# Materials provided start

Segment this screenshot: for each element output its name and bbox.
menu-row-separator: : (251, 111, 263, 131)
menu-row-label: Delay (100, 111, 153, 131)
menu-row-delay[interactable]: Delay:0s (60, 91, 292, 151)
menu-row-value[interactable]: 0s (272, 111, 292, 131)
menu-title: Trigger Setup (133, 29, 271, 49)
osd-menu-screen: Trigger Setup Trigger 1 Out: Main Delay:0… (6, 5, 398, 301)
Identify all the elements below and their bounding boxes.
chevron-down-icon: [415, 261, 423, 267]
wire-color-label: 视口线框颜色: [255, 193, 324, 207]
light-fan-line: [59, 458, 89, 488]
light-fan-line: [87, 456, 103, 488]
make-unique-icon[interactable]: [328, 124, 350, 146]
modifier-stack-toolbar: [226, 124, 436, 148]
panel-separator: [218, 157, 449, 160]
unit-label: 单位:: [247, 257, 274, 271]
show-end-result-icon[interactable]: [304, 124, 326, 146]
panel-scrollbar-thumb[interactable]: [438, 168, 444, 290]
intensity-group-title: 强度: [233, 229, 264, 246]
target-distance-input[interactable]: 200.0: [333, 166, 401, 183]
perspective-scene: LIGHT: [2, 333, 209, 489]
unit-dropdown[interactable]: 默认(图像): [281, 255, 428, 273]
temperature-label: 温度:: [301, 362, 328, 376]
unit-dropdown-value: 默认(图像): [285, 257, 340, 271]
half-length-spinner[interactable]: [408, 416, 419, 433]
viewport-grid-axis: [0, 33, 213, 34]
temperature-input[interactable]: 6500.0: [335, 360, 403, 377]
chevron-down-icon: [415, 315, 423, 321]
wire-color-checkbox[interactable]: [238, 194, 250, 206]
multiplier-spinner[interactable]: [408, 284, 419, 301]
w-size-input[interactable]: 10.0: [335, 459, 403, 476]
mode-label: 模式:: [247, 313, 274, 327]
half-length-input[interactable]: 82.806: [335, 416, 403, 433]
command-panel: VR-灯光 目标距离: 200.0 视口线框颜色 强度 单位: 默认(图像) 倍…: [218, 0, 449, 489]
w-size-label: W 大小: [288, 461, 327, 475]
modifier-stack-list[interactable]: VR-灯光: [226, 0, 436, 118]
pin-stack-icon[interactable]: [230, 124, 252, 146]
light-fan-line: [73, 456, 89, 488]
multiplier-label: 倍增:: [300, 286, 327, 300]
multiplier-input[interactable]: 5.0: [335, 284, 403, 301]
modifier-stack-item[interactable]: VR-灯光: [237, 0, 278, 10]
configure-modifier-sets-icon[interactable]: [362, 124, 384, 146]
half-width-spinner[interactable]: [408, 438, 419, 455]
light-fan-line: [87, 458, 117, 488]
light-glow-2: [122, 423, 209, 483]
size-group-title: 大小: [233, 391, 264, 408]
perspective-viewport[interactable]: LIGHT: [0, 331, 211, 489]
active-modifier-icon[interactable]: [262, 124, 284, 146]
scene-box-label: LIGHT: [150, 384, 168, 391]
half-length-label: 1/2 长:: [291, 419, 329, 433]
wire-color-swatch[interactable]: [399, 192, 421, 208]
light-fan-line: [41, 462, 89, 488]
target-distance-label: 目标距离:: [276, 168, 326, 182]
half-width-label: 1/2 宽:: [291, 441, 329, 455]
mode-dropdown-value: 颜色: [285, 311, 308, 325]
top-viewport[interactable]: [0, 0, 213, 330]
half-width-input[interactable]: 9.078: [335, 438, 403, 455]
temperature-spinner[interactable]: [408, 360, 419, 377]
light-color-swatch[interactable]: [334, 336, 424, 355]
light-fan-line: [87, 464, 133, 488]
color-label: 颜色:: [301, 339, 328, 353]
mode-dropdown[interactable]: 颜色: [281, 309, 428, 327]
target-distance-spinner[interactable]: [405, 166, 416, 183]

# Materials provided end

Print every line of the records above exactly as it appears, without changing anything.

Segment this screenshot: for each element output its name and bbox.
menu-row-separator: : (251, 111, 263, 131)
menu-row-label: Delay (100, 111, 153, 131)
menu-row-delay[interactable]: Delay:0s (60, 91, 292, 151)
menu-row-value[interactable]: 0s (272, 111, 292, 131)
menu-title: Trigger Setup (133, 29, 271, 49)
osd-menu-screen: Trigger Setup Trigger 1 Out: Main Delay:0… (6, 5, 398, 301)
Identify all the elements below and their bounding boxes.
chevron-down-icon: [415, 261, 423, 267]
wire-color-label: 视口线框颜色: [255, 193, 324, 207]
light-fan-line: [59, 458, 89, 488]
light-fan-line: [87, 456, 103, 488]
make-unique-icon[interactable]: [328, 124, 350, 146]
modifier-stack-toolbar: [226, 124, 436, 148]
panel-separator: [218, 157, 449, 160]
unit-label: 单位:: [247, 257, 274, 271]
show-end-result-icon[interactable]: [304, 124, 326, 146]
panel-scrollbar-thumb[interactable]: [438, 168, 444, 290]
intensity-group-title: 强度: [233, 229, 264, 246]
target-distance-input[interactable]: 200.0: [333, 166, 401, 183]
perspective-scene: LIGHT: [2, 333, 209, 489]
unit-dropdown[interactable]: 默认(图像): [281, 255, 428, 273]
temperature-label: 温度:: [301, 362, 328, 376]
unit-dropdown-value: 默认(图像): [285, 257, 340, 271]
half-length-spinner[interactable]: [408, 416, 419, 433]
viewport-grid-axis: [0, 33, 213, 34]
temperature-input[interactable]: 6500.0: [335, 360, 403, 377]
chevron-down-icon: [415, 315, 423, 321]
wire-color-checkbox[interactable]: [238, 194, 250, 206]
multiplier-spinner[interactable]: [408, 284, 419, 301]
w-size-input[interactable]: 10.0: [335, 459, 403, 476]
mode-label: 模式:: [247, 313, 274, 327]
half-length-input[interactable]: 82.806: [335, 416, 403, 433]
command-panel: VR-灯光 目标距离: 200.0 视口线框颜色 强度 单位: 默认(图像) 倍…: [218, 0, 449, 489]
w-size-label: W 大小: [288, 461, 327, 475]
modifier-stack-list[interactable]: VR-灯光: [226, 0, 436, 118]
pin-stack-icon[interactable]: [230, 124, 252, 146]
light-fan-line: [73, 456, 89, 488]
multiplier-label: 倍增:: [300, 286, 327, 300]
multiplier-input[interactable]: 5.0: [335, 284, 403, 301]
modifier-stack-item[interactable]: VR-灯光: [237, 0, 278, 10]
configure-modifier-sets-icon[interactable]: [362, 124, 384, 146]
half-width-spinner[interactable]: [408, 438, 419, 455]
light-fan-line: [87, 458, 117, 488]
light-glow-2: [122, 423, 209, 483]
size-group-title: 大小: [233, 391, 264, 408]
perspective-viewport[interactable]: LIGHT: [0, 331, 211, 489]
active-modifier-icon[interactable]: [262, 124, 284, 146]
scene-box-label: LIGHT: [150, 384, 168, 391]
half-length-label: 1/2 长:: [291, 419, 329, 433]
wire-color-swatch[interactable]: [399, 192, 421, 208]
light-fan-line: [41, 462, 89, 488]
target-distance-label: 目标距离:: [276, 168, 326, 182]
half-width-label: 1/2 宽:: [291, 441, 329, 455]
mode-dropdown-value: 颜色: [285, 311, 308, 325]
top-viewport[interactable]: [0, 0, 213, 330]
half-width-input[interactable]: 9.078: [335, 438, 403, 455]
temperature-spinner[interactable]: [408, 360, 419, 377]
light-color-swatch[interactable]: [334, 336, 424, 355]
light-fan-line: [87, 464, 133, 488]
color-label: 颜色:: [301, 339, 328, 353]
mode-dropdown[interactable]: 颜色: [281, 309, 428, 327]
target-distance-spinner[interactable]: [405, 166, 416, 183]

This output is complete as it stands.